> [EXERCISE AIM]: Leaving out the pictures, transcribe all of the records faithfully.

> [PROVIDED DATA]:
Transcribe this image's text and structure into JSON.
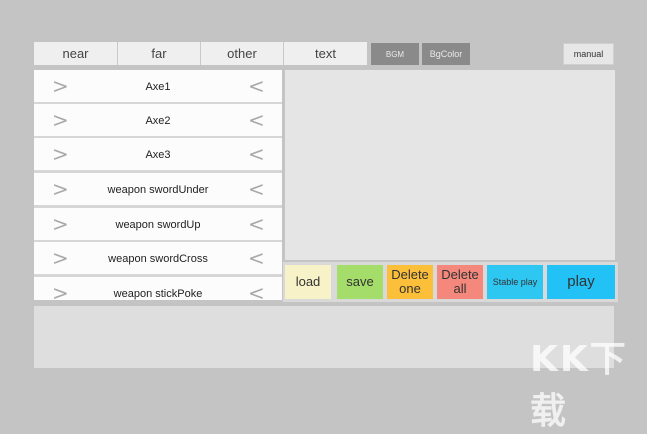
{
  "tabs": {
    "near": "near",
    "far": "far",
    "other": "other",
    "text": "text"
  },
  "toolbar": {
    "bgm": "BGM",
    "bgcolor": "BgColor",
    "manual": "manual"
  },
  "list": {
    "items": [
      {
        "label": "Axe1"
      },
      {
        "label": "Axe2"
      },
      {
        "label": "Axe3"
      },
      {
        "label": "weapon swordUnder"
      },
      {
        "label": "weapon swordUp"
      },
      {
        "label": "weapon swordCross"
      },
      {
        "label": "weapon stickPoke"
      }
    ],
    "arrow_left": ">",
    "arrow_right": "<"
  },
  "actions": {
    "load": "load",
    "save": "save",
    "delete_one": "Delete one",
    "delete_all": "Delete all",
    "stable_play": "Stable play",
    "play": "play"
  },
  "colors": {
    "load": "#f7f2c8",
    "save": "#a4dd6a",
    "delete_one": "#fbbf3a",
    "delete_all": "#f4887c",
    "stable_play": "#2ec7f2",
    "play": "#22c2f6"
  },
  "watermark": "KK下载"
}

> [EXERCISE SOLUTION]:
Transcribe this image's text and structure into JSON.
{
  "tabs": {
    "near": "near",
    "far": "far",
    "other": "other",
    "text": "text"
  },
  "toolbar": {
    "bgm": "BGM",
    "bgcolor": "BgColor",
    "manual": "manual"
  },
  "list": {
    "items": [
      {
        "label": "Axe1"
      },
      {
        "label": "Axe2"
      },
      {
        "label": "Axe3"
      },
      {
        "label": "weapon swordUnder"
      },
      {
        "label": "weapon swordUp"
      },
      {
        "label": "weapon swordCross"
      },
      {
        "label": "weapon stickPoke"
      }
    ],
    "arrow_left": ">",
    "arrow_right": "<"
  },
  "actions": {
    "load": "load",
    "save": "save",
    "delete_one": "Delete one",
    "delete_all": "Delete all",
    "stable_play": "Stable play",
    "play": "play"
  },
  "colors": {
    "load": "#f7f2c8",
    "save": "#a4dd6a",
    "delete_one": "#fbbf3a",
    "delete_all": "#f4887c",
    "stable_play": "#2ec7f2",
    "play": "#22c2f6"
  },
  "watermark": "KK下载"
}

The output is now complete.